Lines holding the string "ylabel" are the ones to copy; find them all in the data.

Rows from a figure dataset
==========

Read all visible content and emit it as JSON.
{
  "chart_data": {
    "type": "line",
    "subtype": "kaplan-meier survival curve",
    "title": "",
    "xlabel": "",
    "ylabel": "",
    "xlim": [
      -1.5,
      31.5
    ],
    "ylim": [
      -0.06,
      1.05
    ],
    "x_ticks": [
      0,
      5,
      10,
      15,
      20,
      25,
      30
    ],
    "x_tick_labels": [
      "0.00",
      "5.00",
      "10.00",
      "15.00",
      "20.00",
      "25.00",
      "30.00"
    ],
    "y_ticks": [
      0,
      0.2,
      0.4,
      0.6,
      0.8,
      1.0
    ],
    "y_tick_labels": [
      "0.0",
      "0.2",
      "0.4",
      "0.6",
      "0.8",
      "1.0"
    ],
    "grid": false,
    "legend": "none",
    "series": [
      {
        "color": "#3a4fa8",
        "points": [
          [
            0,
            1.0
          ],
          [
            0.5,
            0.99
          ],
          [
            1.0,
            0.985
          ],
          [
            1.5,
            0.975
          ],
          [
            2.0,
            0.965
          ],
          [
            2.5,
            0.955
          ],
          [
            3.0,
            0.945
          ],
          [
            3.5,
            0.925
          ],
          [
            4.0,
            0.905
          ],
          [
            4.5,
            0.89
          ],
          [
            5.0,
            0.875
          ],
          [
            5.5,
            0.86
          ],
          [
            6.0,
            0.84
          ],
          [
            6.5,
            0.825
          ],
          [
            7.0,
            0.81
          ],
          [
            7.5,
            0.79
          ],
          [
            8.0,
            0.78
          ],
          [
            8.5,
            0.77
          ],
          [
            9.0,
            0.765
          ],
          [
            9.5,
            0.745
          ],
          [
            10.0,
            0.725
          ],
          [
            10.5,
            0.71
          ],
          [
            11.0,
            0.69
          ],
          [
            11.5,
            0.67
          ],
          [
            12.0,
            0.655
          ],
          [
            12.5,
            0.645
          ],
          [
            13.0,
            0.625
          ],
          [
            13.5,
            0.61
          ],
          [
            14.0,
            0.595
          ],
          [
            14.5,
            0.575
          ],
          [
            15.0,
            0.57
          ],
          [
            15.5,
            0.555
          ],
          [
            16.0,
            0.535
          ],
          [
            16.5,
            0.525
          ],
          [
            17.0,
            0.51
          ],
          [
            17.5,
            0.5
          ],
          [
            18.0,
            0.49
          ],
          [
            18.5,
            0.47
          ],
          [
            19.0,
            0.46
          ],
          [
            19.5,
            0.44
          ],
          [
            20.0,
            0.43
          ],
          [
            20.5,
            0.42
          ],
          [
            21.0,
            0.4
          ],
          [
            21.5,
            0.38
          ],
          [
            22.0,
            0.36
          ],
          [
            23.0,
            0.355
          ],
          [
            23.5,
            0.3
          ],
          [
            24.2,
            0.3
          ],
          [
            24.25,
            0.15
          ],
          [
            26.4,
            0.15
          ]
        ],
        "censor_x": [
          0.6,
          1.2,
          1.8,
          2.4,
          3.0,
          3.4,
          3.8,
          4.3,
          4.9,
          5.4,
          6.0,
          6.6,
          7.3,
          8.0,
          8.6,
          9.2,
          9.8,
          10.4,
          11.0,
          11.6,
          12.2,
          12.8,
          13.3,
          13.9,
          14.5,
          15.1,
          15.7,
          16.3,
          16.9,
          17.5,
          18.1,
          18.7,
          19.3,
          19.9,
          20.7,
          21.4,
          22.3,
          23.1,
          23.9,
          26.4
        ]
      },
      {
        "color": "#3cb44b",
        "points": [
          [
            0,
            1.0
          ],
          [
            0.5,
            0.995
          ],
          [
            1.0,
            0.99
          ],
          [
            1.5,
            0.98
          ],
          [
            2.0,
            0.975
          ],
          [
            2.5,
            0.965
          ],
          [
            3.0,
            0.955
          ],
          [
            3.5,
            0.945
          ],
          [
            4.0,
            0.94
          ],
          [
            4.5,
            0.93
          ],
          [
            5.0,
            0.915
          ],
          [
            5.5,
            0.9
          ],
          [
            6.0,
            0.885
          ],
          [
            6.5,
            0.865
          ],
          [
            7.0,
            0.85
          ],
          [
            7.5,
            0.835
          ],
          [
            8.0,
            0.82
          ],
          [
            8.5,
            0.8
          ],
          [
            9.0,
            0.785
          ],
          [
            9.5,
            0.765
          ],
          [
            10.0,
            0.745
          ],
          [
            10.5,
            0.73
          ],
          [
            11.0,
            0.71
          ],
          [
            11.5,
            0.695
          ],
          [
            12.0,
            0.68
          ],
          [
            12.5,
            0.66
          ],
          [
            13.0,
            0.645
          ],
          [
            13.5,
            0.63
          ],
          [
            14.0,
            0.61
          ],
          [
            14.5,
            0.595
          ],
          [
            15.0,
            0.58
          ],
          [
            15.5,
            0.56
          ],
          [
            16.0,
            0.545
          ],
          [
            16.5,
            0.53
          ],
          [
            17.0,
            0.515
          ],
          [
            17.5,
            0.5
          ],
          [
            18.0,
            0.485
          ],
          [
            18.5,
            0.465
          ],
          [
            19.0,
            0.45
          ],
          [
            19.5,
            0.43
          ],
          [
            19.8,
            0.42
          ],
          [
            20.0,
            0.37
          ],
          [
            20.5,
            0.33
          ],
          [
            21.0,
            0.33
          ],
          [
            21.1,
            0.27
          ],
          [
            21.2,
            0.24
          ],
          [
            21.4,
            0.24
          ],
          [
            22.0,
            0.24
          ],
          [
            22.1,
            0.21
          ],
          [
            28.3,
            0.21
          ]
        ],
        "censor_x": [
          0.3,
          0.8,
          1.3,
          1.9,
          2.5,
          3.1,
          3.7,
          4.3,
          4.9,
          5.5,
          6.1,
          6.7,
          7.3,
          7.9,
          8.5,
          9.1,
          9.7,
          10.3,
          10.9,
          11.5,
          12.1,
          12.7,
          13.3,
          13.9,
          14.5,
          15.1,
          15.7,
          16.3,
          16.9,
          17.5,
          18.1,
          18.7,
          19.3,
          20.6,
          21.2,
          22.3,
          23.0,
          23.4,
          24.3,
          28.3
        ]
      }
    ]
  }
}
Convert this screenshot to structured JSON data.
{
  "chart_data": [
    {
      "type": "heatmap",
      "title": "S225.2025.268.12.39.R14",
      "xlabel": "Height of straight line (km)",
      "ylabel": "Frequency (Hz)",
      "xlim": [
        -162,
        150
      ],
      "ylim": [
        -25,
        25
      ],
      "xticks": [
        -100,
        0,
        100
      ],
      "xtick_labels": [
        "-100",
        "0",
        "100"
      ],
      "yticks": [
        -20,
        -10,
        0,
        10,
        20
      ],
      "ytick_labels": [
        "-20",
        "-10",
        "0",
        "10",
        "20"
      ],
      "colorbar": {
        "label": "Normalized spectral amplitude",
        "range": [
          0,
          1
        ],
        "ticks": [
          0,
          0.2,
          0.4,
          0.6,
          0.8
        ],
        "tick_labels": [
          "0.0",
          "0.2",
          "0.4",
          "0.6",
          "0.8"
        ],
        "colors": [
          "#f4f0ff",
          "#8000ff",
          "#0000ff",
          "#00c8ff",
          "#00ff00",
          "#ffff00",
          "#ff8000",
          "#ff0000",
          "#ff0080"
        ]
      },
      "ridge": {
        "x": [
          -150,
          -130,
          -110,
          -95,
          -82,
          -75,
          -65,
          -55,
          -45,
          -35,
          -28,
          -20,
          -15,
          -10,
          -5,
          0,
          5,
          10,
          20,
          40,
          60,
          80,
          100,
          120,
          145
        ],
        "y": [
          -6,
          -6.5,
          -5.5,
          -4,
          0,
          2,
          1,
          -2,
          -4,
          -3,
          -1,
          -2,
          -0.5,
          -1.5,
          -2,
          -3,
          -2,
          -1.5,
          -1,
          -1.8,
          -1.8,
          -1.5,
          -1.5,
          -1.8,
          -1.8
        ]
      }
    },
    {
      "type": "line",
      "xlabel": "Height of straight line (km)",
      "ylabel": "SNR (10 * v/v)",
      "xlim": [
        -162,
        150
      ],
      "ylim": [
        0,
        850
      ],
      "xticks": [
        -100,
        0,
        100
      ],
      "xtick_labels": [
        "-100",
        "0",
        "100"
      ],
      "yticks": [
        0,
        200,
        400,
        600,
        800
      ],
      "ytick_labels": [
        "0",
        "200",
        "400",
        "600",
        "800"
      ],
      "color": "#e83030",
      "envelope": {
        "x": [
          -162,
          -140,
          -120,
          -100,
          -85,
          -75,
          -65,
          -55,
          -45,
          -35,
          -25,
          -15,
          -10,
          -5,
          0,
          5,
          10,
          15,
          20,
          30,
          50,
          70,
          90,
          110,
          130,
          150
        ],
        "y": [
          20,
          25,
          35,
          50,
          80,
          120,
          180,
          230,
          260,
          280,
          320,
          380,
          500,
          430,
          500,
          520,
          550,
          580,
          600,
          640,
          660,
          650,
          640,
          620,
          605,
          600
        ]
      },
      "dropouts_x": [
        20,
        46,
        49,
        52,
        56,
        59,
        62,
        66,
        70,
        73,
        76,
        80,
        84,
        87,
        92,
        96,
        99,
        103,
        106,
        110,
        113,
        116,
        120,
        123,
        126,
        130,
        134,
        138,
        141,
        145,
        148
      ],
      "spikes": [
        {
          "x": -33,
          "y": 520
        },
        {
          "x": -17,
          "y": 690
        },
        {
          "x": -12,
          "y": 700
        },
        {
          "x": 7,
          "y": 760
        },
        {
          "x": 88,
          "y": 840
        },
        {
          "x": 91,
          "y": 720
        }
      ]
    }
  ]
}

==========

Full response:
    "ylabel": "",
      "ylabel": "Frequency (Hz)",
      "ylabel": "SNR (10 * v/v)",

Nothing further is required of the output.